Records
————————

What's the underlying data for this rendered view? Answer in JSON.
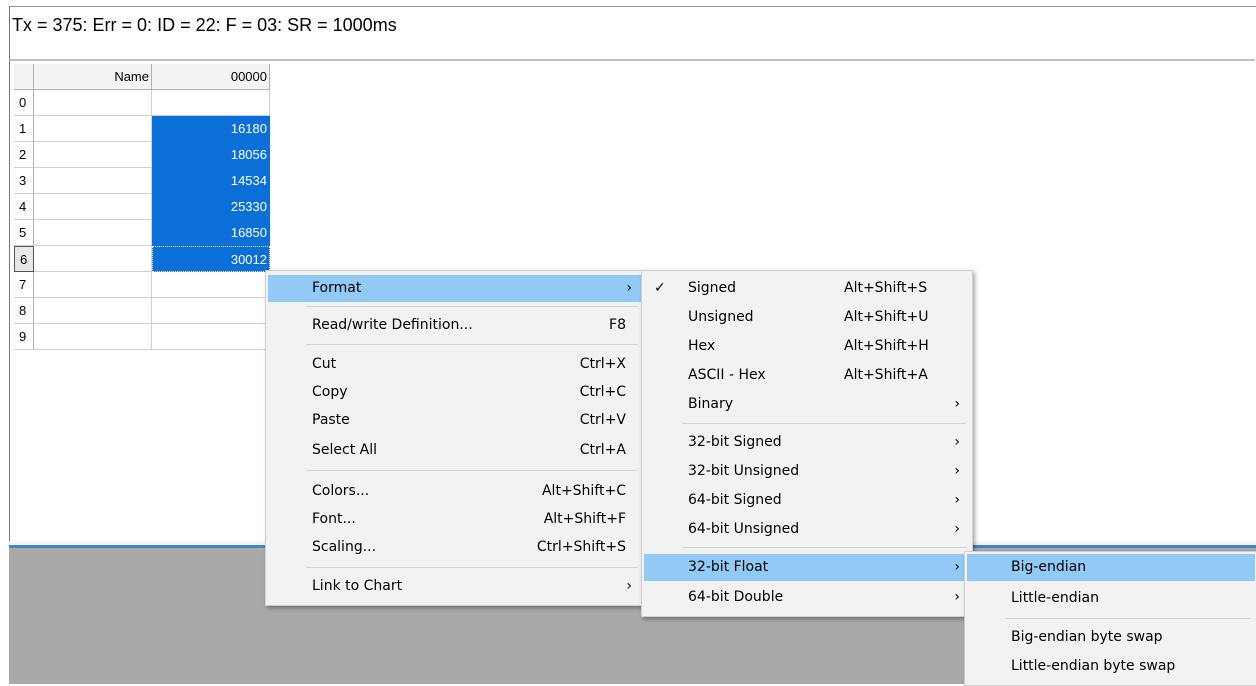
{
  "status": {
    "text": "Tx = 375: Err = 0: ID = 22: F = 03: SR = 1000ms"
  },
  "grid": {
    "header": {
      "name": "Name",
      "col": "00000"
    },
    "rows": [
      {
        "idx": "0",
        "name": "",
        "value": ""
      },
      {
        "idx": "1",
        "name": "",
        "value": "16180"
      },
      {
        "idx": "2",
        "name": "",
        "value": "18056"
      },
      {
        "idx": "3",
        "name": "",
        "value": "14534"
      },
      {
        "idx": "4",
        "name": "",
        "value": "25330"
      },
      {
        "idx": "5",
        "name": "",
        "value": "16850"
      },
      {
        "idx": "6",
        "name": "",
        "value": "30012"
      },
      {
        "idx": "7",
        "name": "",
        "value": ""
      },
      {
        "idx": "8",
        "name": "",
        "value": ""
      },
      {
        "idx": "9",
        "name": "",
        "value": ""
      }
    ]
  },
  "context_menu": {
    "items": [
      {
        "label": "Format",
        "shortcut": "",
        "submenu": true
      },
      {
        "label": "Read/write Definition...",
        "shortcut": "F8"
      },
      {
        "label": "Cut",
        "shortcut": "Ctrl+X"
      },
      {
        "label": "Copy",
        "shortcut": "Ctrl+C"
      },
      {
        "label": "Paste",
        "shortcut": "Ctrl+V"
      },
      {
        "label": "Select All",
        "shortcut": "Ctrl+A"
      },
      {
        "label": "Colors...",
        "shortcut": "Alt+Shift+C"
      },
      {
        "label": "Font...",
        "shortcut": "Alt+Shift+F"
      },
      {
        "label": "Scaling...",
        "shortcut": "Ctrl+Shift+S"
      },
      {
        "label": "Link to Chart",
        "shortcut": "",
        "submenu": true
      }
    ]
  },
  "format_menu": {
    "items": [
      {
        "label": "Signed",
        "shortcut": "Alt+Shift+S",
        "checked": true
      },
      {
        "label": "Unsigned",
        "shortcut": "Alt+Shift+U"
      },
      {
        "label": "Hex",
        "shortcut": "Alt+Shift+H"
      },
      {
        "label": "ASCII - Hex",
        "shortcut": "Alt+Shift+A"
      },
      {
        "label": "Binary",
        "submenu": true
      },
      {
        "label": "32-bit Signed",
        "submenu": true
      },
      {
        "label": "32-bit Unsigned",
        "submenu": true
      },
      {
        "label": "64-bit Signed",
        "submenu": true
      },
      {
        "label": "64-bit Unsigned",
        "submenu": true
      },
      {
        "label": "32-bit Float",
        "submenu": true
      },
      {
        "label": "64-bit Double",
        "submenu": true
      }
    ]
  },
  "float_menu": {
    "items": [
      {
        "label": "Big-endian"
      },
      {
        "label": "Little-endian"
      },
      {
        "label": "Big-endian byte swap"
      },
      {
        "label": "Little-endian byte swap"
      }
    ]
  },
  "icons": {
    "check": "✓",
    "arrow": "›"
  },
  "colors": {
    "selection": "#0a6fd6",
    "menu_highlight": "#91c9f7"
  }
}
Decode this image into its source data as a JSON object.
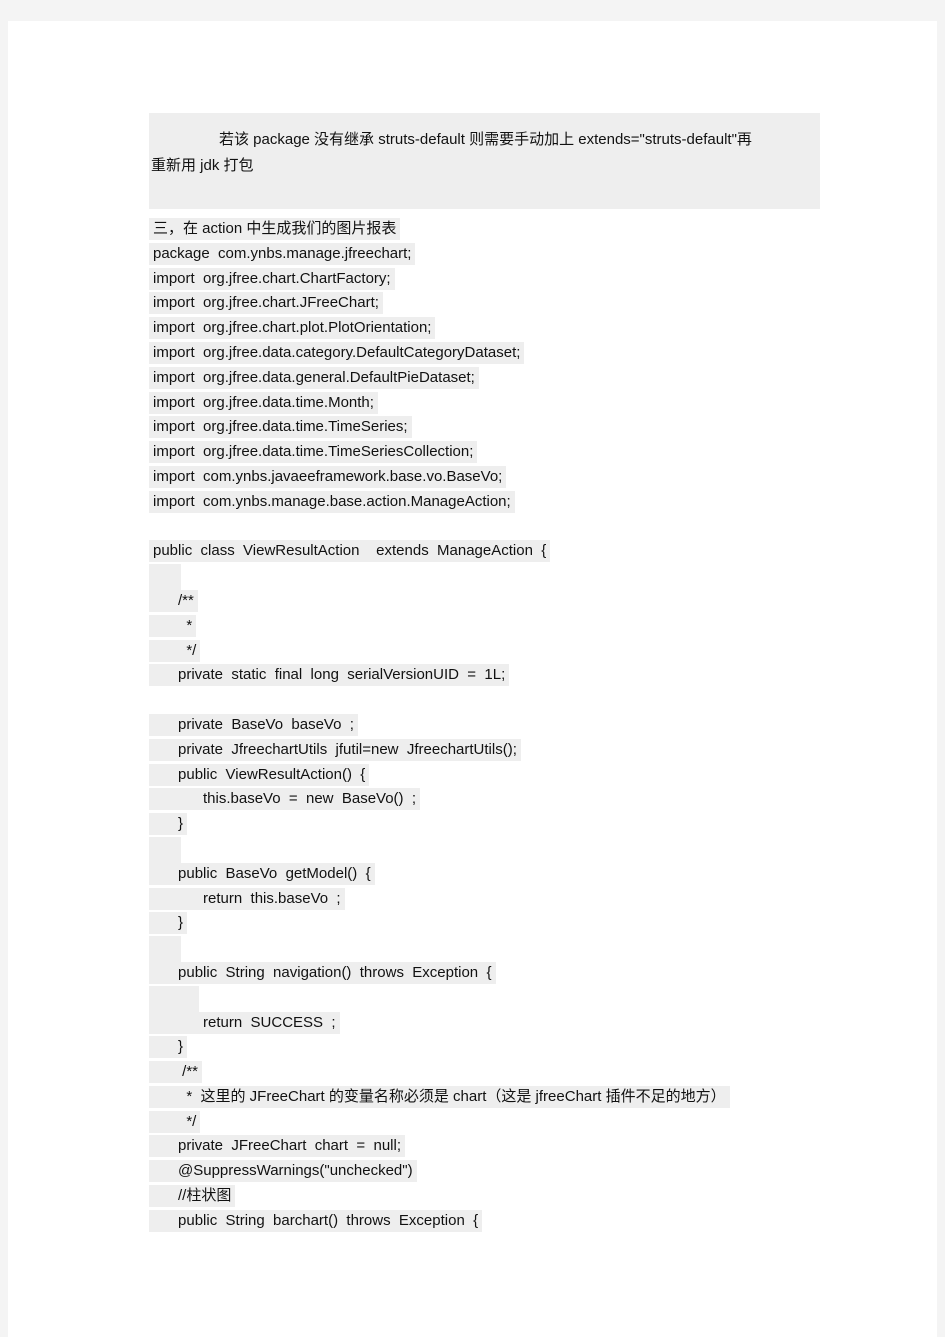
{
  "document": {
    "callout": {
      "lines": [
        "若该 package 没有继承 struts-default 则需要手动加上 extends=\"struts-default\"再",
        "重新用 jdk 打包"
      ]
    },
    "section_heading": "三，在 action 中生成我们的图片报表",
    "code_lines": [
      "package  com.ynbs.manage.jfreechart;",
      "import  org.jfree.chart.ChartFactory;",
      "import  org.jfree.chart.JFreeChart;",
      "import  org.jfree.chart.plot.PlotOrientation;",
      "import  org.jfree.data.category.DefaultCategoryDataset;",
      "import  org.jfree.data.general.DefaultPieDataset;",
      "import  org.jfree.data.time.Month;",
      "import  org.jfree.data.time.TimeSeries;",
      "import  org.jfree.data.time.TimeSeriesCollection;",
      "import  com.ynbs.javaeeframework.base.vo.BaseVo;",
      "import  com.ynbs.manage.base.action.ManageAction;",
      "",
      "public  class  ViewResultAction    extends  ManageAction  {",
      "    ",
      "      /**",
      "        *",
      "        */",
      "      private  static  final  long  serialVersionUID  =  1L;",
      "",
      "      private  BaseVo  baseVo  ;",
      "      private  JfreechartUtils  jfutil=new  JfreechartUtils();",
      "      public  ViewResultAction()  {",
      "            this.baseVo  =  new  BaseVo()  ;",
      "      }",
      "    ",
      "      public  BaseVo  getModel()  {",
      "            return  this.baseVo  ;",
      "      }",
      "    ",
      "      public  String  navigation()  throws  Exception  {",
      "          ",
      "            return  SUCCESS  ;",
      "      }",
      "       /**",
      "        *  这里的 JFreeChart 的变量名称必须是 chart（这是 jfreeChart 插件不足的地方）",
      "        */",
      "      private  JFreeChart  chart  =  null;",
      "      @SuppressWarnings(\"unchecked\")",
      "      //柱状图",
      "      public  String  barchart()  throws  Exception  {"
    ]
  }
}
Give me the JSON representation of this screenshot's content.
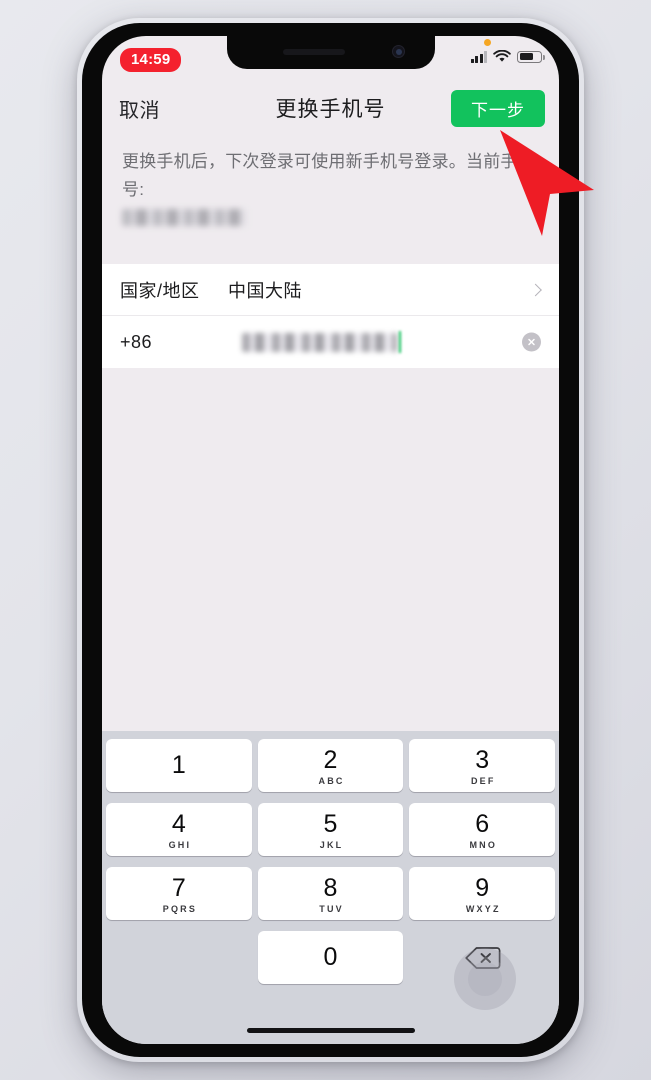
{
  "status_bar": {
    "time": "14:59",
    "recording_indicator_color": "#f4212e",
    "mic_in_use_dot": "orange-dot-icon",
    "signal_icon": "cellular-signal-icon",
    "wifi_icon": "wifi-icon",
    "battery_icon": "battery-icon"
  },
  "nav": {
    "cancel_label": "取消",
    "title": "更换手机号",
    "next_label": "下一步",
    "next_button_color": "#12c25d"
  },
  "description": {
    "text": "更换手机后，下次登录可使用新手机号登录。当前手机号:",
    "current_phone_masked": ""
  },
  "form": {
    "country_label": "国家/地区",
    "country_value": "中国大陆",
    "chevron_icon": "chevron-right-icon",
    "dial_code": "+86",
    "phone_value": "",
    "clear_icon": "clear-circle-icon",
    "cursor_color": "#12c25d"
  },
  "keypad": {
    "keys": [
      {
        "digit": "1",
        "letters": ""
      },
      {
        "digit": "2",
        "letters": "ABC"
      },
      {
        "digit": "3",
        "letters": "DEF"
      },
      {
        "digit": "4",
        "letters": "GHI"
      },
      {
        "digit": "5",
        "letters": "JKL"
      },
      {
        "digit": "6",
        "letters": "MNO"
      },
      {
        "digit": "7",
        "letters": "PQRS"
      },
      {
        "digit": "8",
        "letters": "TUV"
      },
      {
        "digit": "9",
        "letters": "WXYZ"
      },
      {
        "digit": "0",
        "letters": ""
      }
    ],
    "backspace_icon": "backspace-icon"
  },
  "overlays": {
    "assistive_touch_icon": "assistive-touch-icon",
    "home_indicator": "home-indicator",
    "pointer_icon": "red-arrow-cursor-icon",
    "pointer_color": "#ee1c25"
  }
}
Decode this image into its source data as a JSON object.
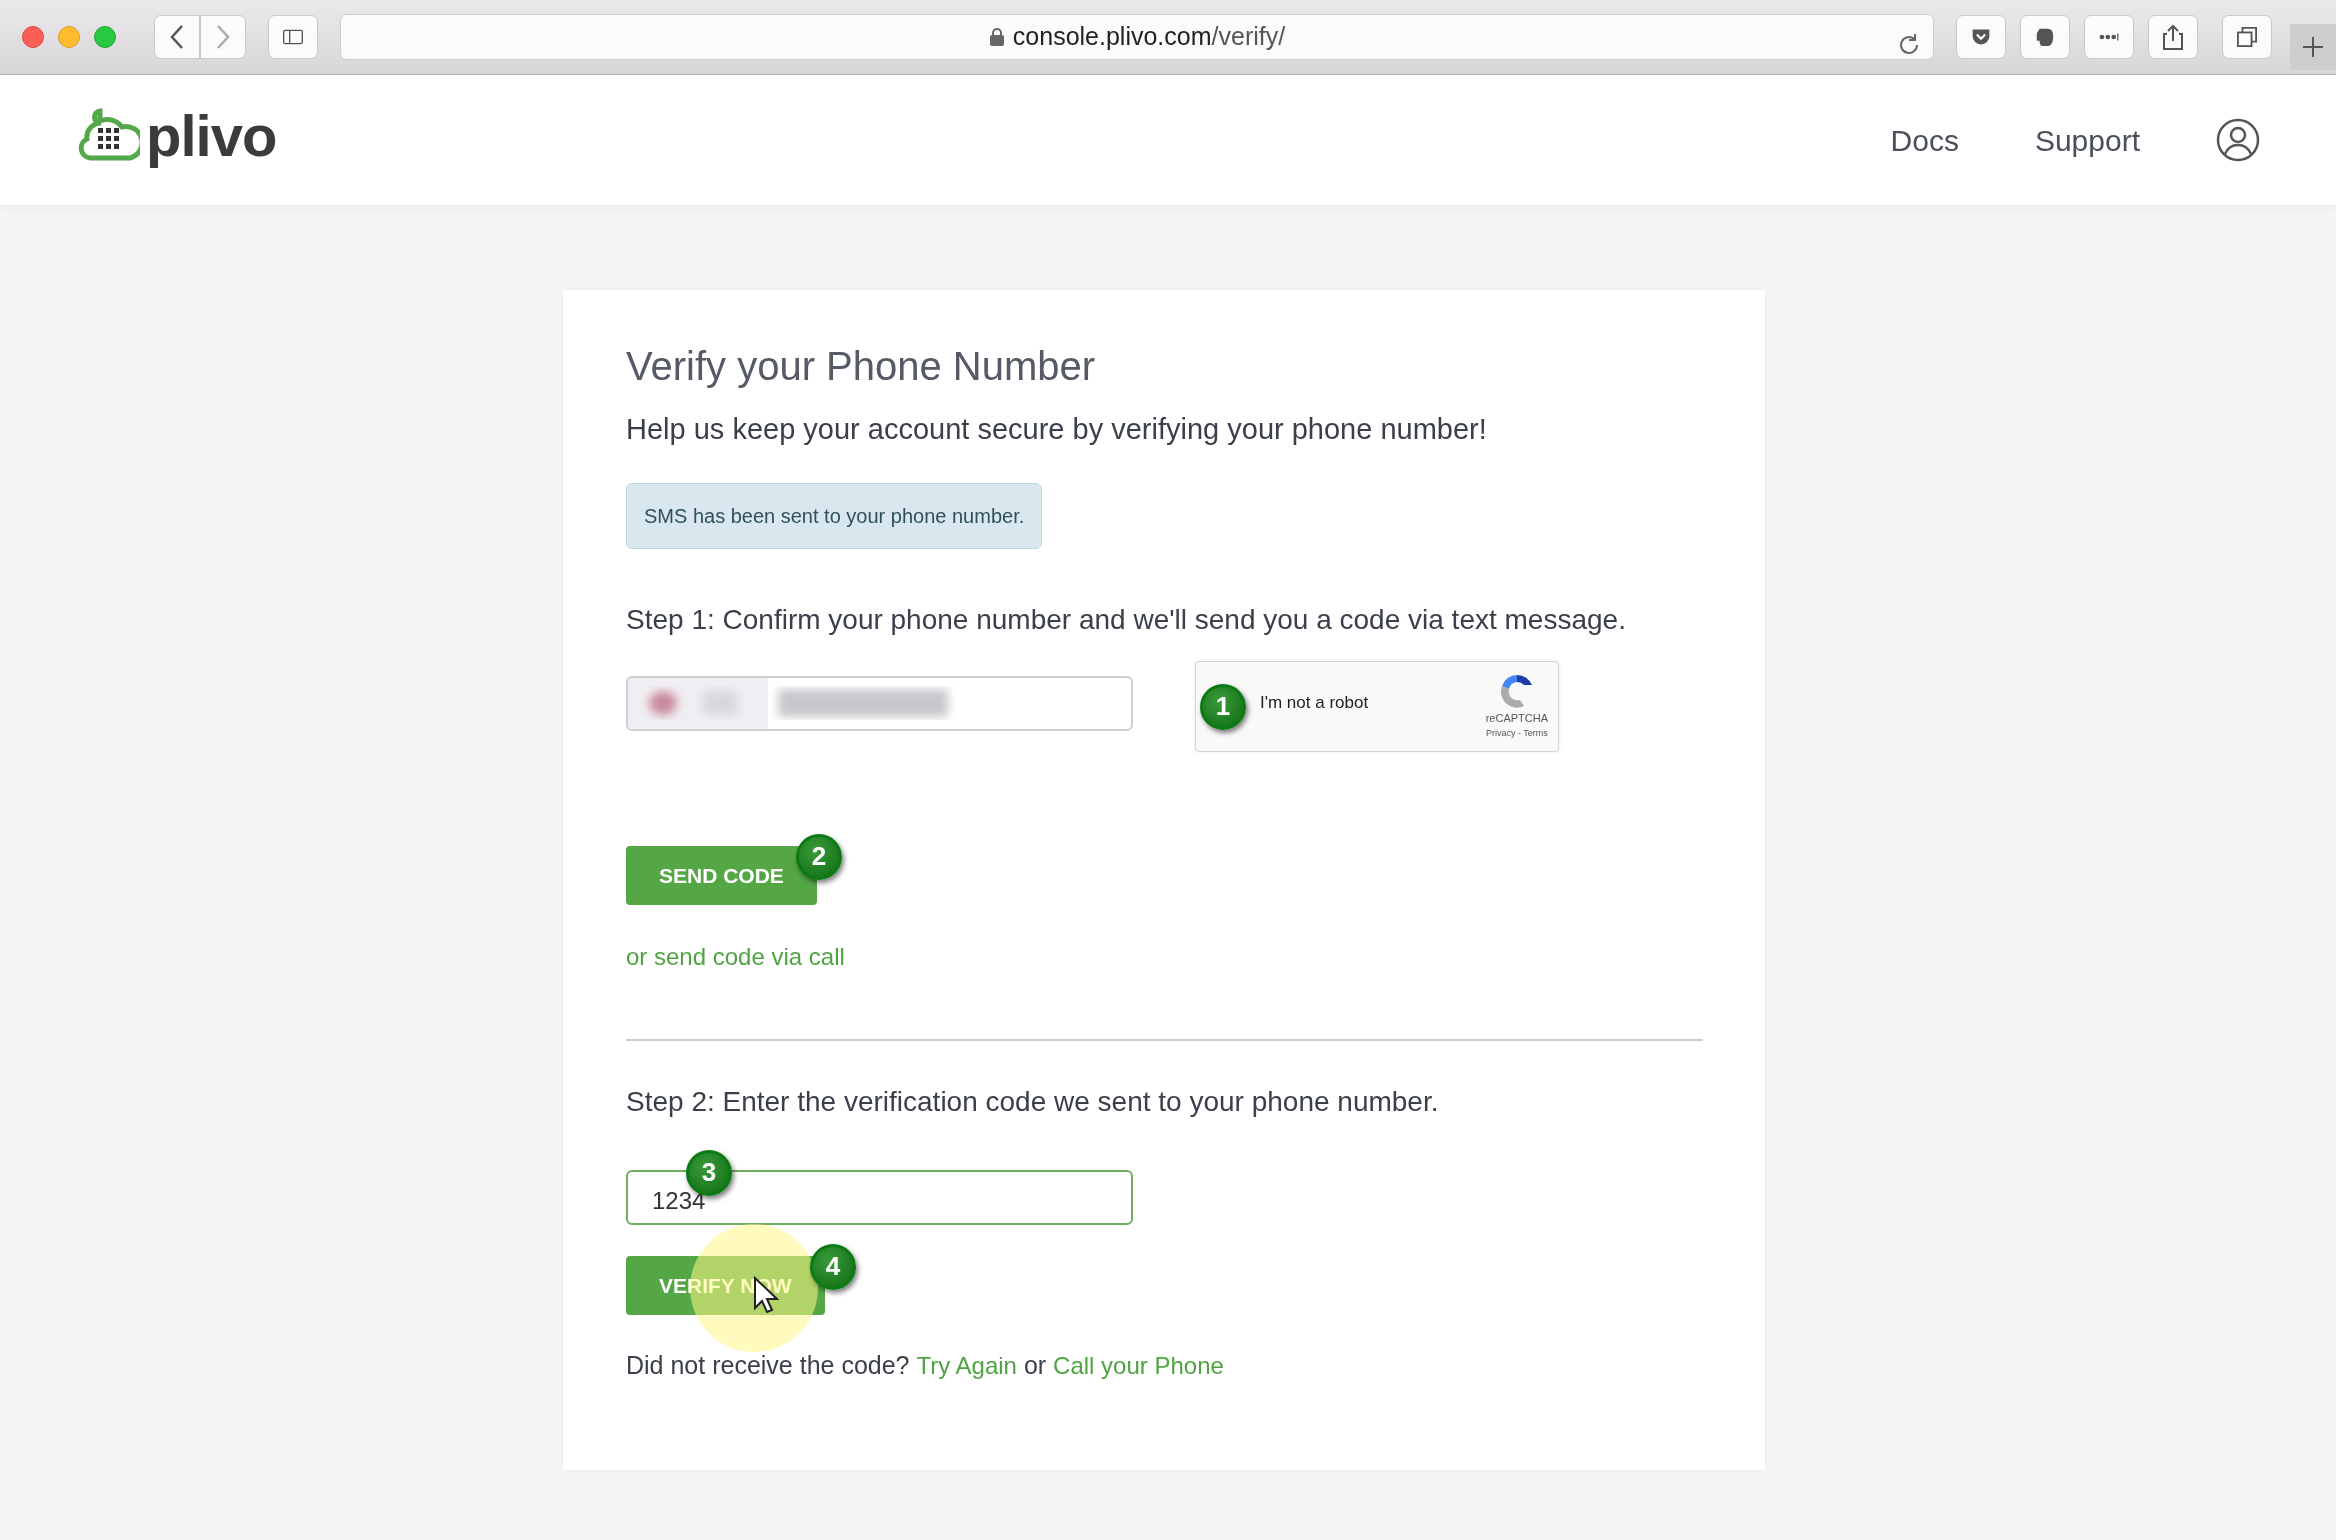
{
  "browser": {
    "url_host": "console.plivo.com",
    "url_path": "/verify/"
  },
  "header": {
    "logo": "plivo",
    "nav": [
      "Docs",
      "Support"
    ]
  },
  "card": {
    "title": "Verify your Phone Number",
    "subtitle": "Help us keep your account secure by verifying your phone number!",
    "alert": "SMS has been sent to your phone number.",
    "step1": "Step 1: Confirm your phone number and we'll send you a code via text message.",
    "captcha": {
      "label": "I'm not a robot",
      "brand": "reCAPTCHA",
      "links": "Privacy - Terms"
    },
    "send_button": "SEND CODE",
    "call_link": "or send code via call",
    "step2": "Step 2: Enter the verification code we sent to your phone number.",
    "code_value": "1234",
    "verify_button": "VERIFY NOW",
    "footer": {
      "text": "Did not receive the code?",
      "link1": "Try Again",
      "joiner": "or",
      "link2": "Call your Phone"
    }
  },
  "annotations": [
    "1",
    "2",
    "3",
    "4"
  ]
}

————————

**Stated task**
Which lines hold the string "arrow"? Copy all of them from the data above.

**Complete output**
    "arrow": "›"
    "pointer_icon": "red-arrow-cursor-icon",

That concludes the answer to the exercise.